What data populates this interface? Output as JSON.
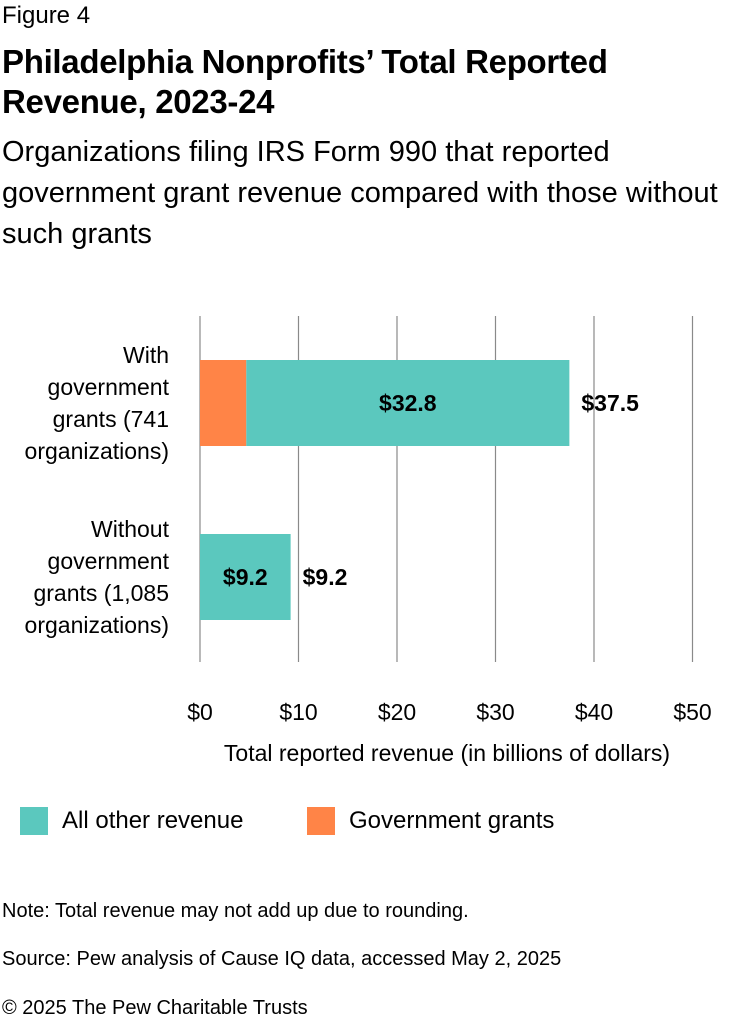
{
  "figure_label": "Figure 4",
  "title": "Philadelphia Nonprofits’ Total Reported Revenue, 2023-24",
  "subtitle": "Organizations filing IRS Form 990 that reported government grant revenue compared with those without such grants",
  "colors": {
    "all_other_revenue": "#5bc8be",
    "government_grants": "#ff8447",
    "grid": "#8a8a8a"
  },
  "chart_data": {
    "type": "bar",
    "orientation": "horizontal",
    "stacked": true,
    "categories": [
      [
        "With",
        "government",
        "grants (741",
        "organizations)"
      ],
      [
        "Without",
        "government",
        "grants (1,085",
        "organizations)"
      ]
    ],
    "series": [
      {
        "name": "Government grants",
        "color": "#ff8447",
        "values": [
          4.7,
          0
        ],
        "labels": [
          "",
          ""
        ]
      },
      {
        "name": "All other revenue",
        "color": "#5bc8be",
        "values": [
          32.8,
          9.2
        ],
        "labels": [
          "$32.8",
          "$9.2"
        ]
      }
    ],
    "totals": [
      37.5,
      9.2
    ],
    "total_labels": [
      "$37.5",
      "$9.2"
    ],
    "xlabel": "Total reported revenue (in billions of dollars)",
    "xlim": [
      0,
      50
    ],
    "xticks": [
      0,
      10,
      20,
      30,
      40,
      50
    ],
    "xtick_labels": [
      "$0",
      "$10",
      "$20",
      "$30",
      "$40",
      "$50"
    ],
    "grid": "vertical"
  },
  "legend": [
    {
      "label": "All other revenue",
      "color": "#5bc8be"
    },
    {
      "label": "Government grants",
      "color": "#ff8447"
    }
  ],
  "note": "Note: Total revenue may not add up due to rounding.",
  "source": "Source: Pew analysis of Cause IQ data, accessed May 2, 2025",
  "copyright": "© 2025 The Pew Charitable Trusts"
}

**Task statement:**
Transcribe every line from the records above without alteration, and leave out the images.

**Answer to this task:**
What data populates this interface? Output as JSON.
{
  "figure_label": "Figure 4",
  "title": "Philadelphia Nonprofits’ Total Reported Revenue, 2023-24",
  "subtitle": "Organizations filing IRS Form 990 that reported government grant revenue compared with those without such grants",
  "colors": {
    "all_other_revenue": "#5bc8be",
    "government_grants": "#ff8447",
    "grid": "#8a8a8a"
  },
  "chart_data": {
    "type": "bar",
    "orientation": "horizontal",
    "stacked": true,
    "categories": [
      [
        "With",
        "government",
        "grants (741",
        "organizations)"
      ],
      [
        "Without",
        "government",
        "grants (1,085",
        "organizations)"
      ]
    ],
    "series": [
      {
        "name": "Government grants",
        "color": "#ff8447",
        "values": [
          4.7,
          0
        ],
        "labels": [
          "",
          ""
        ]
      },
      {
        "name": "All other revenue",
        "color": "#5bc8be",
        "values": [
          32.8,
          9.2
        ],
        "labels": [
          "$32.8",
          "$9.2"
        ]
      }
    ],
    "totals": [
      37.5,
      9.2
    ],
    "total_labels": [
      "$37.5",
      "$9.2"
    ],
    "xlabel": "Total reported revenue (in billions of dollars)",
    "xlim": [
      0,
      50
    ],
    "xticks": [
      0,
      10,
      20,
      30,
      40,
      50
    ],
    "xtick_labels": [
      "$0",
      "$10",
      "$20",
      "$30",
      "$40",
      "$50"
    ],
    "grid": "vertical"
  },
  "legend": [
    {
      "label": "All other revenue",
      "color": "#5bc8be"
    },
    {
      "label": "Government grants",
      "color": "#ff8447"
    }
  ],
  "note": "Note: Total revenue may not add up due to rounding.",
  "source": "Source: Pew analysis of Cause IQ data, accessed May 2, 2025",
  "copyright": "© 2025 The Pew Charitable Trusts"
}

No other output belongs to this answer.